** START **

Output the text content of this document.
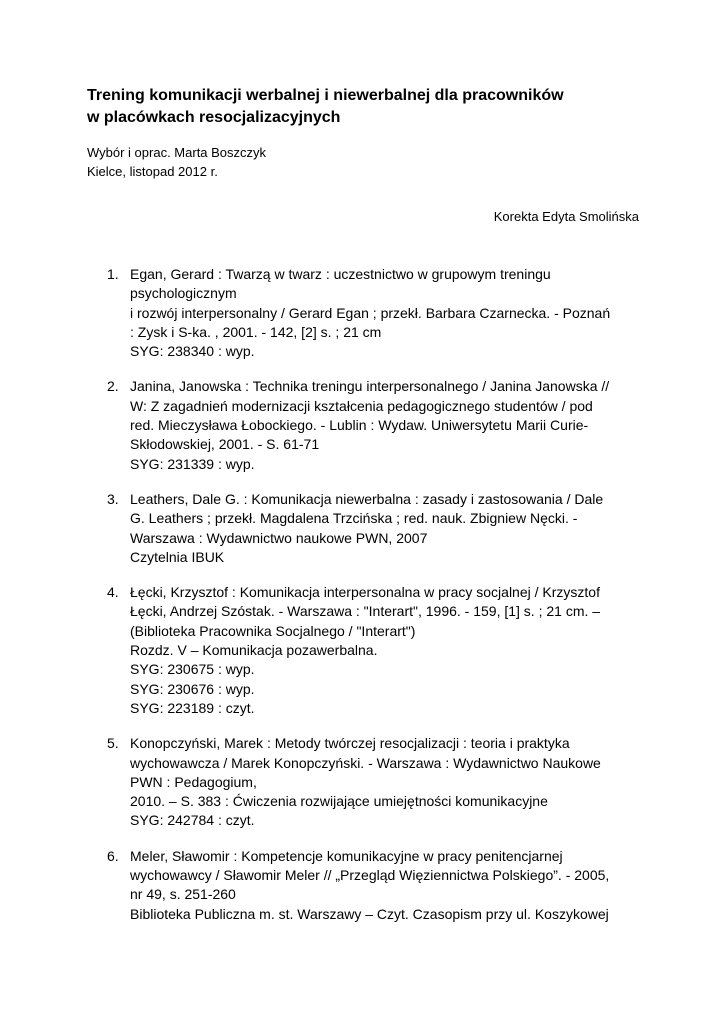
Trening komunikacji werbalnej i niewerbalnej dla pracowników
w placówkach resocjalizacyjnych
Wybór i oprac. Marta Boszczyk
Kielce, listopad 2012 r.
Korekta Edyta Smolińska
1. Egan, Gerard : Twarzą w twarz : uczestnictwo w grupowym treningu
psychologicznym
i rozwój interpersonalny / Gerard Egan ; przekł. Barbara Czarnecka. - Poznań
: Zysk i S-ka. , 2001. - 142, [2] s. ; 21 cm
SYG: 238340 : wyp.
2. Janina, Janowska : Technika treningu interpersonalnego / Janina Janowska //
W: Z zagadnień modernizacji kształcenia pedagogicznego studentów / pod
red. Mieczysława Łobockiego. - Lublin : Wydaw. Uniwersytetu Marii Curie-
Skłodowskiej, 2001. - S. 61-71
SYG: 231339 : wyp.
3. Leathers, Dale G. : Komunikacja niewerbalna : zasady i zastosowania / Dale
G. Leathers ; przekł. Magdalena Trzcińska ; red. nauk. Zbigniew Nęcki. -
Warszawa : Wydawnictwo naukowe PWN, 2007
Czytelnia IBUK
4. Łęcki, Krzysztof : Komunikacja interpersonalna w pracy socjalnej / Krzysztof
Łęcki, Andrzej Szóstak. - Warszawa : "Interart", 1996. - 159, [1] s. ; 21 cm. –
(Biblioteka Pracownika Socjalnego / "Interart")
Rozdz. V – Komunikacja pozawerbalna.
SYG: 230675 : wyp.
SYG: 230676 : wyp.
SYG: 223189 : czyt.
5. Konopczyński, Marek : Metody twórczej resocjalizacji : teoria i praktyka
wychowawcza / Marek Konopczyński. - Warszawa : Wydawnictwo Naukowe
PWN : Pedagogium,
2010. – S. 383 : Ćwiczenia rozwijające umiejętności komunikacyjne
SYG: 242784 : czyt.
6. Meler, Sławomir : Kompetencje komunikacyjne w pracy penitencjarnej
wychowawcy / Sławomir Meler // „Przegląd Więziennictwa Polskiego”. - 2005,
nr 49, s. 251-260
Biblioteka Publiczna m. st. Warszawy – Czyt. Czasopism przy ul. Koszykowej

** END **

> Goal:
Lines that hold "komunikacyjne" are the ones to copy; find all of them.

> Response to this task:
2010. – S. 383 : Ćwiczenia rozwijające umiejętności komunikacyjne
6. Meler, Sławomir : Kompetencje komunikacyjne w pracy penitencjarnej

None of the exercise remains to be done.